= Exercise =
Return the records, each one exactly as written.

= Provided entries =
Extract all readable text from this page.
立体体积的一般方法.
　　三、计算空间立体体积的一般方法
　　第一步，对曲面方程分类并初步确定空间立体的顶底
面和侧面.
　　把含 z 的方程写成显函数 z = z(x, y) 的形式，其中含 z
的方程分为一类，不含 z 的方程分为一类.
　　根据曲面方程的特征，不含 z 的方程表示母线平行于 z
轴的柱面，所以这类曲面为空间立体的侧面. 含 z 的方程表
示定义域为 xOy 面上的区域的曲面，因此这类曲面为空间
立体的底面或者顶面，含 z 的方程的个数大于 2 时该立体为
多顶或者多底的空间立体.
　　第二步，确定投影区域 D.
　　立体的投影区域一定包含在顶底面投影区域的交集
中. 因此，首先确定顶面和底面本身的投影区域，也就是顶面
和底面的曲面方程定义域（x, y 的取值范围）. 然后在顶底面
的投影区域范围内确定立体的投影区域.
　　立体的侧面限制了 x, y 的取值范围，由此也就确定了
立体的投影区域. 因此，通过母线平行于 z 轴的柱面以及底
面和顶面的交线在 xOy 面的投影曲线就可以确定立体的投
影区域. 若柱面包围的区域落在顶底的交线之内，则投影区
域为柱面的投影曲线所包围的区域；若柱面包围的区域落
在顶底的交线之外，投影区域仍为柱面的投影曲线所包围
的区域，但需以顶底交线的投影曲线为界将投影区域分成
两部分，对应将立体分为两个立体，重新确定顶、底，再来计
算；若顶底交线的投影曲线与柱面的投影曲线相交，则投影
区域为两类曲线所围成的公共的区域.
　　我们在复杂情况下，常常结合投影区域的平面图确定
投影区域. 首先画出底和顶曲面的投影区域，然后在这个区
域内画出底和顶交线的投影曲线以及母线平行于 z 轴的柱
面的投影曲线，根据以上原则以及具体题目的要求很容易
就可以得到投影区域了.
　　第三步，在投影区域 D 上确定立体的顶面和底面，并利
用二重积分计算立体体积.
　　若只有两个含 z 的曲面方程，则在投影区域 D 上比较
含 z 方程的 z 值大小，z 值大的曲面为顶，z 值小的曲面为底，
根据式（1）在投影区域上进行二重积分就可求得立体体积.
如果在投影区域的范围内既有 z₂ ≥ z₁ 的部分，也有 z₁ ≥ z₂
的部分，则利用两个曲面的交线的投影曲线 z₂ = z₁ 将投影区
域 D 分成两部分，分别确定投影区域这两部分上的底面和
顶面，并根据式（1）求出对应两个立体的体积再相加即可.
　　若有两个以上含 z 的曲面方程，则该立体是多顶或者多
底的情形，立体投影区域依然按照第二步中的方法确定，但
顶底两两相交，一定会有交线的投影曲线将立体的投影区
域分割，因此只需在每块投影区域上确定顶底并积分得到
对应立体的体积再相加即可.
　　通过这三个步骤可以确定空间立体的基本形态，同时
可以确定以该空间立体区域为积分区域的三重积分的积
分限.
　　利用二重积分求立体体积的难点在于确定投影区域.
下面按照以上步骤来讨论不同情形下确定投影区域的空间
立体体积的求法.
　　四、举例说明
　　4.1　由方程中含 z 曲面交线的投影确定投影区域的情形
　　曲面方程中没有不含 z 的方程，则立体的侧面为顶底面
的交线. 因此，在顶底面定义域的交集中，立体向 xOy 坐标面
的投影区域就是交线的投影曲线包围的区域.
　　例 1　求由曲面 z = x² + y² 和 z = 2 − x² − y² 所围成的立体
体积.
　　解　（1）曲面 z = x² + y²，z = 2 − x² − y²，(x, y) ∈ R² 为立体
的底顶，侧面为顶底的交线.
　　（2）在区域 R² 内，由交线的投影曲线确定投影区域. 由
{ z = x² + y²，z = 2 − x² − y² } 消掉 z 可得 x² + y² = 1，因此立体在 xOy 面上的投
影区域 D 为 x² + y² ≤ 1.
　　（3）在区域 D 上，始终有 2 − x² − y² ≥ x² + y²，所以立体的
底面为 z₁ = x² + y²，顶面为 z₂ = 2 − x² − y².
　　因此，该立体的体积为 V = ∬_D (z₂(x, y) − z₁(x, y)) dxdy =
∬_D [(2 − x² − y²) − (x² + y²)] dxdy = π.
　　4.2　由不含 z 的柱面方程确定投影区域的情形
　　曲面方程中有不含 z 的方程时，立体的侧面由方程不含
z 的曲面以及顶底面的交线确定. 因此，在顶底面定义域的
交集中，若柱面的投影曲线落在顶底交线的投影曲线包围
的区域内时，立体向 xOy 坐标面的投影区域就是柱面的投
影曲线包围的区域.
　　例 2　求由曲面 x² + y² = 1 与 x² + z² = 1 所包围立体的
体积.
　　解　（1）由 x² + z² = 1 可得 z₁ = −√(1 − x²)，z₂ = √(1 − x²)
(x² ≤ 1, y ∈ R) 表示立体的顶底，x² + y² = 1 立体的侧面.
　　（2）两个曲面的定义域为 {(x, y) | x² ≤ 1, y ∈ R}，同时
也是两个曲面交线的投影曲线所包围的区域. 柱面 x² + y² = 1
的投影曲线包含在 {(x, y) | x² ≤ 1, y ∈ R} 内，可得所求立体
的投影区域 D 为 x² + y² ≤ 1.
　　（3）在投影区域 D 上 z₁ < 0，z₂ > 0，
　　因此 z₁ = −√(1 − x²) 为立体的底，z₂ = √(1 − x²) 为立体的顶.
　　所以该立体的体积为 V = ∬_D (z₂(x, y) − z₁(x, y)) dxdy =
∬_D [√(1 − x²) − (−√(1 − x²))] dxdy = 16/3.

= Result of this task =
Extract all readable text from this page.
立体体积的一般方法.
　　三、计算空间立体体积的一般方法
　　第一步，对曲面方程分类并初步确定空间立体的顶底
面和侧面.
　　把含 z 的方程写成显函数 z = z(x, y) 的形式，其中含 z
的方程分为一类，不含 z 的方程分为一类.
　　根据曲面方程的特征，不含 z 的方程表示母线平行于 z
轴的柱面，所以这类曲面为空间立体的侧面. 含 z 的方程表
示定义域为 xOy 面上的区域的曲面，因此这类曲面为空间
立体的底面或者顶面，含 z 的方程的个数大于 2 时该立体为
多顶或者多底的空间立体.
　　第二步，确定投影区域 D.
　　立体的投影区域一定包含在顶底面投影区域的交集
中. 因此，首先确定顶面和底面本身的投影区域，也就是顶面
和底面的曲面方程定义域（x, y 的取值范围）. 然后在顶底面
的投影区域范围内确定立体的投影区域.
　　立体的侧面限制了 x, y 的取值范围，由此也就确定了
立体的投影区域. 因此，通过母线平行于 z 轴的柱面以及底
面和顶面的交线在 xOy 面的投影曲线就可以确定立体的投
影区域. 若柱面包围的区域落在顶底的交线之内，则投影区
域为柱面的投影曲线所包围的区域；若柱面包围的区域落
在顶底的交线之外，投影区域仍为柱面的投影曲线所包围
的区域，但需以顶底交线的投影曲线为界将投影区域分成
两部分，对应将立体分为两个立体，重新确定顶、底，再来计
算；若顶底交线的投影曲线与柱面的投影曲线相交，则投影
区域为两类曲线所围成的公共的区域.
　　我们在复杂情况下，常常结合投影区域的平面图确定
投影区域. 首先画出底和顶曲面的投影区域，然后在这个区
域内画出底和顶交线的投影曲线以及母线平行于 z 轴的柱
面的投影曲线，根据以上原则以及具体题目的要求很容易
就可以得到投影区域了.
　　第三步，在投影区域 D 上确定立体的顶面和底面，并利
用二重积分计算立体体积.
　　若只有两个含 z 的曲面方程，则在投影区域 D 上比较
含 z 方程的 z 值大小，z 值大的曲面为顶，z 值小的曲面为底，
根据式（1）在投影区域上进行二重积分就可求得立体体积.
如果在投影区域的范围内既有 z₂ ≥ z₁ 的部分，也有 z₁ ≥ z₂
的部分，则利用两个曲面的交线的投影曲线 z₂ = z₁ 将投影区
域 D 分成两部分，分别确定投影区域这两部分上的底面和
顶面，并根据式（1）求出对应两个立体的体积再相加即可.
　　若有两个以上含 z 的曲面方程，则该立体是多顶或者多
底的情形，立体投影区域依然按照第二步中的方法确定，但
顶底两两相交，一定会有交线的投影曲线将立体的投影区
域分割，因此只需在每块投影区域上确定顶底并积分得到
对应立体的体积再相加即可.
　　通过这三个步骤可以确定空间立体的基本形态，同时
可以确定以该空间立体区域为积分区域的三重积分的积
分限.
　　利用二重积分求立体体积的难点在于确定投影区域.
下面按照以上步骤来讨论不同情形下确定投影区域的空间
立体体积的求法.
　　四、举例说明
　　4.1　由方程中含 z 曲面交线的投影确定投影区域的情形
　　曲面方程中没有不含 z 的方程，则立体的侧面为顶底面
的交线. 因此，在顶底面定义域的交集中，立体向 xOy 坐标面
的投影区域就是交线的投影曲线包围的区域.
　　例 1　求由曲面 z = x² + y² 和 z = 2 − x² − y² 所围成的立体
体积.
　　解　（1）曲面 z = x² + y²，z = 2 − x² − y²，(x, y) ∈ R² 为立体
的底顶，侧面为顶底的交线.
　　（2）在区域 R² 内，由交线的投影曲线确定投影区域. 由
{ z = x² + y²，z = 2 − x² − y² } 消掉 z 可得 x² + y² = 1，因此立体在 xOy 面上的投
影区域 D 为 x² + y² ≤ 1.
　　（3）在区域 D 上，始终有 2 − x² − y² ≥ x² + y²，所以立体的
底面为 z₁ = x² + y²，顶面为 z₂ = 2 − x² − y².
　　因此，该立体的体积为 V = ∬_D (z₂(x, y) − z₁(x, y)) dxdy =
∬_D [(2 − x² − y²) − (x² + y²)] dxdy = π.
　　4.2　由不含 z 的柱面方程确定投影区域的情形
　　曲面方程中有不含 z 的方程时，立体的侧面由方程不含
z 的曲面以及顶底面的交线确定. 因此，在顶底面定义域的
交集中，若柱面的投影曲线落在顶底交线的投影曲线包围
的区域内时，立体向 xOy 坐标面的投影区域就是柱面的投
影曲线包围的区域.
　　例 2　求由曲面 x² + y² = 1 与 x² + z² = 1 所包围立体的
体积.
　　解　（1）由 x² + z² = 1 可得 z₁ = −√(1 − x²)，z₂ = √(1 − x²)
(x² ≤ 1, y ∈ R) 表示立体的顶底，x² + y² = 1 立体的侧面.
　　（2）两个曲面的定义域为 {(x, y) | x² ≤ 1, y ∈ R}，同时
也是两个曲面交线的投影曲线所包围的区域. 柱面 x² + y² = 1
的投影曲线包含在 {(x, y) | x² ≤ 1, y ∈ R} 内，可得所求立体
的投影区域 D 为 x² + y² ≤ 1.
　　（3）在投影区域 D 上 z₁ < 0，z₂ > 0，
　　因此 z₁ = −√(1 − x²) 为立体的底，z₂ = √(1 − x²) 为立体的顶.
　　所以该立体的体积为 V = ∬_D (z₂(x, y) − z₁(x, y)) dxdy =
∬_D [√(1 − x²) − (−√(1 − x²))] dxdy = 16/3.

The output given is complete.